What to produce:
Using the data beneath, show every line that includes the word "JSON".

[Figure contents as structured data]

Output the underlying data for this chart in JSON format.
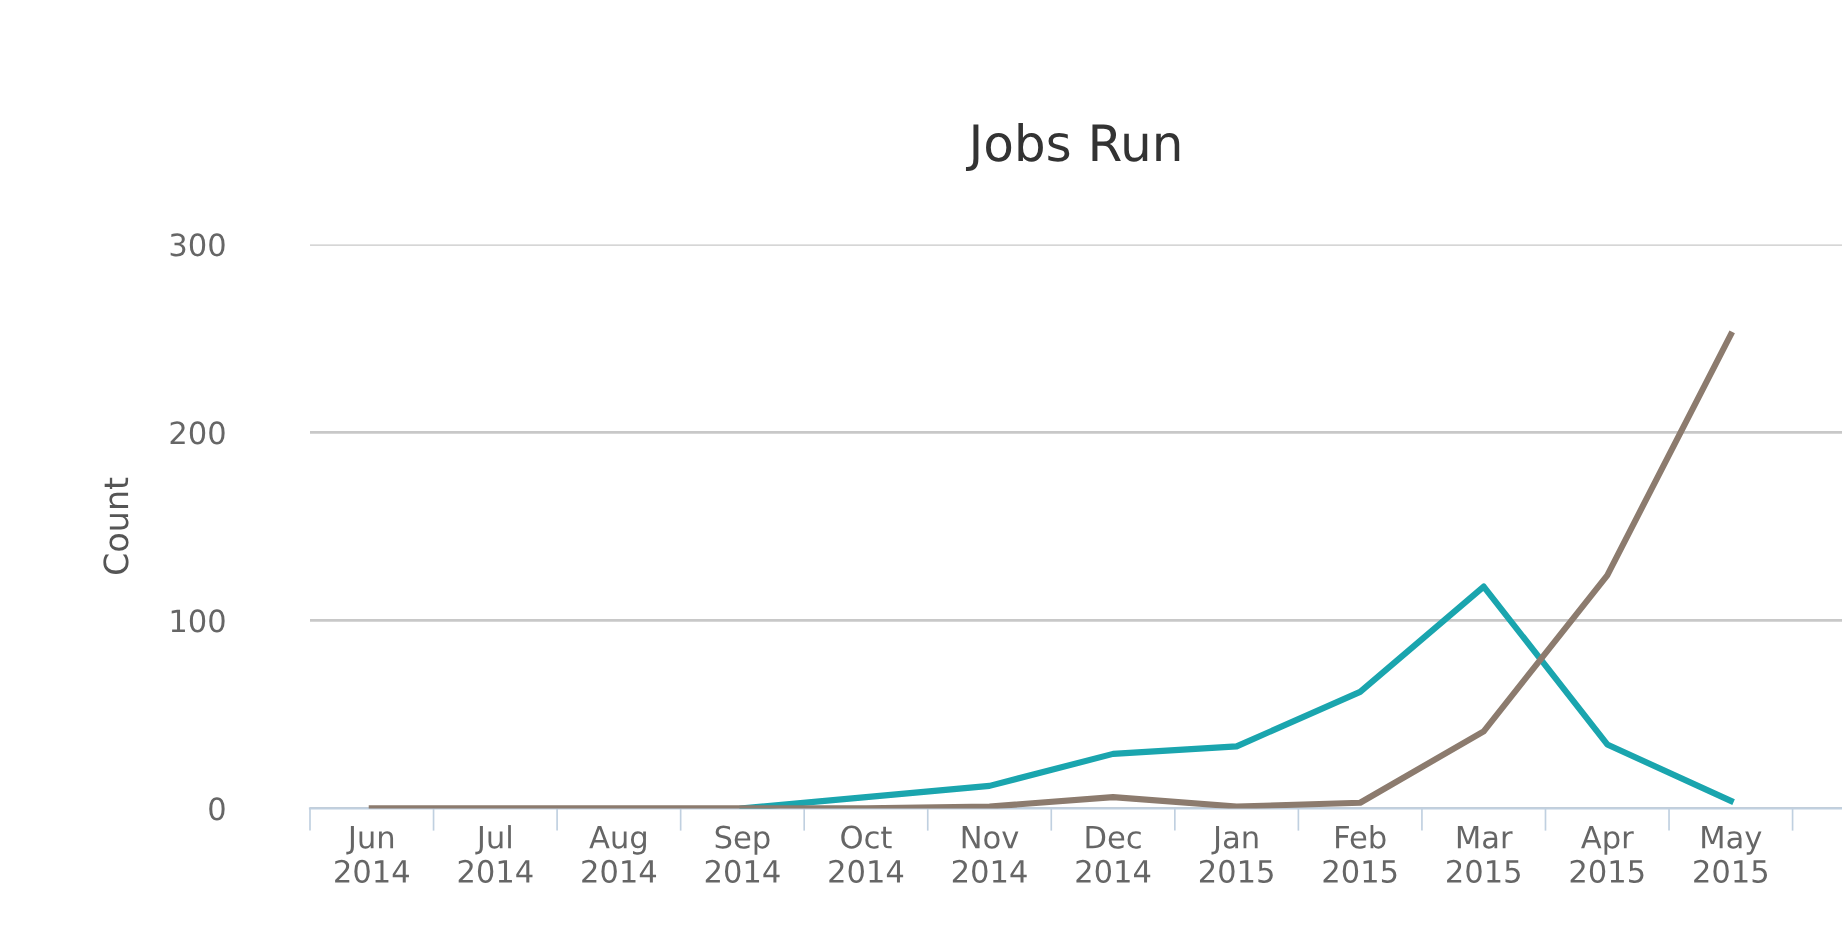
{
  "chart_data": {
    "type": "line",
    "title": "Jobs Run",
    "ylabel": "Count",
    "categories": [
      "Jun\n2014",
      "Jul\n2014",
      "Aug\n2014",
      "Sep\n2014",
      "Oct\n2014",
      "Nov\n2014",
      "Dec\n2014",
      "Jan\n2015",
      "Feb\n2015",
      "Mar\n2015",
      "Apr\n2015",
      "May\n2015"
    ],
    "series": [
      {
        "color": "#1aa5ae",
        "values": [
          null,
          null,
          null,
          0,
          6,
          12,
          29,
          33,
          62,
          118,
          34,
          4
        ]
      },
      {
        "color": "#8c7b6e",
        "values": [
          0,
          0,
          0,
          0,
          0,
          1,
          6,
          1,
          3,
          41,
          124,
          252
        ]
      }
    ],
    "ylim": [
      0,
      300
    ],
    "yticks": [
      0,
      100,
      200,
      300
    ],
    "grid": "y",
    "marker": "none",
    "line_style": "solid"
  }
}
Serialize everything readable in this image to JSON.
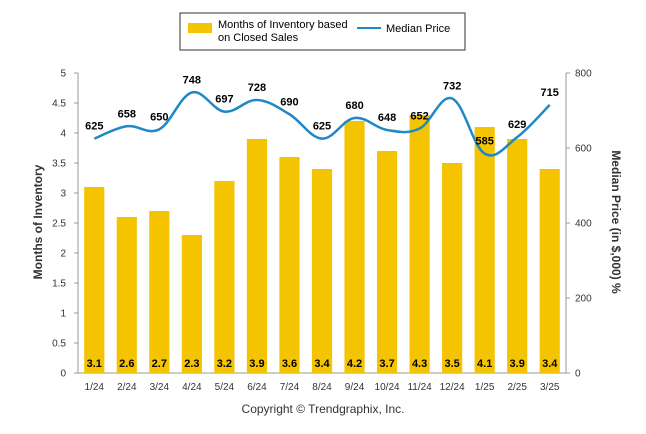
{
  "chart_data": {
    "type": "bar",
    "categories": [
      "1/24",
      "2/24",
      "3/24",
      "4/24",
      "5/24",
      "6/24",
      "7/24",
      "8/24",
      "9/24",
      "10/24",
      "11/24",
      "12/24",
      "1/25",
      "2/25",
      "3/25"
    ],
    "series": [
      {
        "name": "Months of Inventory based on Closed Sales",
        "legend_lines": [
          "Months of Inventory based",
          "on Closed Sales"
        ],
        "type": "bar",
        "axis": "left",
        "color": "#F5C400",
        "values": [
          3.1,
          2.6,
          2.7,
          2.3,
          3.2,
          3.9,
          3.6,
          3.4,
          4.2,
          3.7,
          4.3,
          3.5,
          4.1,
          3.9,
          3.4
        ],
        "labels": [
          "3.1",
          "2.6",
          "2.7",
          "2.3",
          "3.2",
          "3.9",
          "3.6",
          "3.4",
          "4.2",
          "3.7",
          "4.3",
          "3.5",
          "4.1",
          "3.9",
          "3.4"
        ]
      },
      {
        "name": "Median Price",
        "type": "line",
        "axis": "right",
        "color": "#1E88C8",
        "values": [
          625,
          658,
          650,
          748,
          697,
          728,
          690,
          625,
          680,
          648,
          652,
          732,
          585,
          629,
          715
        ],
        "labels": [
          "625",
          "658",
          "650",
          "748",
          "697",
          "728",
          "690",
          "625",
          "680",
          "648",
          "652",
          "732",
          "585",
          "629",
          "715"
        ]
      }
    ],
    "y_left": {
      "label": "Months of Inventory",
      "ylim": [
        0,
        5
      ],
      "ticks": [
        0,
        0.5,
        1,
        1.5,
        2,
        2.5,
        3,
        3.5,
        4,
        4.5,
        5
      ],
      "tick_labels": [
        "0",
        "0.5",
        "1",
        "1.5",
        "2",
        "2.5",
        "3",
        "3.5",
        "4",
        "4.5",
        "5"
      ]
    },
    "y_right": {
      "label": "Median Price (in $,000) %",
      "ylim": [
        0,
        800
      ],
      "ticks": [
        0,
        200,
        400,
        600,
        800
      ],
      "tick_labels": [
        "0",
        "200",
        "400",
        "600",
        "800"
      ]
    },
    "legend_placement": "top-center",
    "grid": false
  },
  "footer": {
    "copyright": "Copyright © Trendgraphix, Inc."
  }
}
--
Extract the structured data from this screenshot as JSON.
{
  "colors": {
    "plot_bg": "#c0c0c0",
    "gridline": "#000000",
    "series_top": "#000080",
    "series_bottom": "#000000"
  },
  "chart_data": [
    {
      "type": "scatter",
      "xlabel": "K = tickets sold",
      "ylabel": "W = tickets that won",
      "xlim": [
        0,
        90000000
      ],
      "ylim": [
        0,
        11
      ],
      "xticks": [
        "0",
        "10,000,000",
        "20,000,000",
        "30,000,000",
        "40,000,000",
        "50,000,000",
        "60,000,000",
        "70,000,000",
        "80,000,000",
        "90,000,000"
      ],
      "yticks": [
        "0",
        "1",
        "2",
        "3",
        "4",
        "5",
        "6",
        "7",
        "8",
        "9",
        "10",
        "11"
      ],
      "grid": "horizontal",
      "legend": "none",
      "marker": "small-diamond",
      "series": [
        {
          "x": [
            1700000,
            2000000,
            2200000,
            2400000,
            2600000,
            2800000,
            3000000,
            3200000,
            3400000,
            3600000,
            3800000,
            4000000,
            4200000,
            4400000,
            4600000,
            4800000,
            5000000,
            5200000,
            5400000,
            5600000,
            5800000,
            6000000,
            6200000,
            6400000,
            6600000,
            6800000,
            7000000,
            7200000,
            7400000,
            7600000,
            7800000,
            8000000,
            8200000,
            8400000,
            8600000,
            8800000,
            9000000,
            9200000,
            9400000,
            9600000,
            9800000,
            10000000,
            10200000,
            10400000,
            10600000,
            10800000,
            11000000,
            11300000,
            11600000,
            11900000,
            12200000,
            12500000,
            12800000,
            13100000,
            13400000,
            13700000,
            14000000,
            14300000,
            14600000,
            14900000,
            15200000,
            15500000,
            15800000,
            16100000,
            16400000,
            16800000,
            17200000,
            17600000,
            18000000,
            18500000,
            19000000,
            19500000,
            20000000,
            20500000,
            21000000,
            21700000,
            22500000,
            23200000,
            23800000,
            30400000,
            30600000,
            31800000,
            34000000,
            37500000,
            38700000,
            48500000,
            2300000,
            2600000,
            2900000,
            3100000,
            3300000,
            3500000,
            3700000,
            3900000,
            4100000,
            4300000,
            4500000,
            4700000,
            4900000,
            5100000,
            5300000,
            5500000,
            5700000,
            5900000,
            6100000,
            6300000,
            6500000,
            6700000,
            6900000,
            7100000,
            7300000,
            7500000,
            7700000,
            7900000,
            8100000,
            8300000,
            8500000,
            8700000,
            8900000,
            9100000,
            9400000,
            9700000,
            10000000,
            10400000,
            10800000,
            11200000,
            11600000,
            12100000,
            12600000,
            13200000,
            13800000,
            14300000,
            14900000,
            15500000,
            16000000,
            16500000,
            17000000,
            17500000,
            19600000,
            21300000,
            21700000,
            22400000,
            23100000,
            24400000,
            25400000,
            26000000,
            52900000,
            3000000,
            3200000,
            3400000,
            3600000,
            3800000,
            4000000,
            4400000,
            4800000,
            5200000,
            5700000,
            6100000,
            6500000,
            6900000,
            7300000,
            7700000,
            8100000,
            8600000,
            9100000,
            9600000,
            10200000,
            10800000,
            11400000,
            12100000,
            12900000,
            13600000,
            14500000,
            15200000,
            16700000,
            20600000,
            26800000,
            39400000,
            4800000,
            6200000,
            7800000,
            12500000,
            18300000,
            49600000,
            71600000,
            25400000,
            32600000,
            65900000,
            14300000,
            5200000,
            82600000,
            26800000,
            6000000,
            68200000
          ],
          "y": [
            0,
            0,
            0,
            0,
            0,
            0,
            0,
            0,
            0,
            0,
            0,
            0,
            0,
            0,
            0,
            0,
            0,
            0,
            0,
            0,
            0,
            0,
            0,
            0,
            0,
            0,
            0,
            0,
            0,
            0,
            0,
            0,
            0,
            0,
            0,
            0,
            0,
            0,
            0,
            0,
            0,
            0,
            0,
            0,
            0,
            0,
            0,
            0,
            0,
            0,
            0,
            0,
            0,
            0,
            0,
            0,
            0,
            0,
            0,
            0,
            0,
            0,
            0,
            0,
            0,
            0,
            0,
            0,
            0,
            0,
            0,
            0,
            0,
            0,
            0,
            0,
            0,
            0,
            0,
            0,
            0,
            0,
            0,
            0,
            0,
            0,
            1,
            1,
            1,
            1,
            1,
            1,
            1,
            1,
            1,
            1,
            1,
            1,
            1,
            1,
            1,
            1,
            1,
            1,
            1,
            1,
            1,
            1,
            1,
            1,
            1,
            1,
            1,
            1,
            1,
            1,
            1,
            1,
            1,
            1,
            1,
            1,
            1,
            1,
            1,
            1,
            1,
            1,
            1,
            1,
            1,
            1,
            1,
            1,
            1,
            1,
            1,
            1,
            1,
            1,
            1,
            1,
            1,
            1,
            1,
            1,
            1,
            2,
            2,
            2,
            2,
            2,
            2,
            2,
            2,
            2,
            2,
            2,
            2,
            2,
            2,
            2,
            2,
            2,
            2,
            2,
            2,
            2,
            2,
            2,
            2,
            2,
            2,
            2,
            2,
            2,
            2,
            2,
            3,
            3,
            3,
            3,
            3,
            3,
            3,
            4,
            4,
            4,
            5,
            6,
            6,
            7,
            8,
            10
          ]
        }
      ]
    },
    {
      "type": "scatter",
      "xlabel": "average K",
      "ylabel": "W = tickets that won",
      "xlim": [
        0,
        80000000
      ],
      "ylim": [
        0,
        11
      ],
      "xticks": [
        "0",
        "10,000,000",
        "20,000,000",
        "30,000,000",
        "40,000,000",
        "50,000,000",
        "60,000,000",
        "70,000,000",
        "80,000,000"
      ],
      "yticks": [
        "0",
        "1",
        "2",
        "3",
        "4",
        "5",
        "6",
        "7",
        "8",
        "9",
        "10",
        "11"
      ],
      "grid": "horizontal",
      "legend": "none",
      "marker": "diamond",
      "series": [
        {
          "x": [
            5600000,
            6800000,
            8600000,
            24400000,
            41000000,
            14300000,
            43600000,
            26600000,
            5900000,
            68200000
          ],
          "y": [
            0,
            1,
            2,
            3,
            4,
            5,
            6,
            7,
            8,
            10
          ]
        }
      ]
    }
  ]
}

Full response:
Output the underlying data for this chart in JSON format.
Serialize everything readable in this image to JSON.
Extract the structured data from this screenshot as JSON.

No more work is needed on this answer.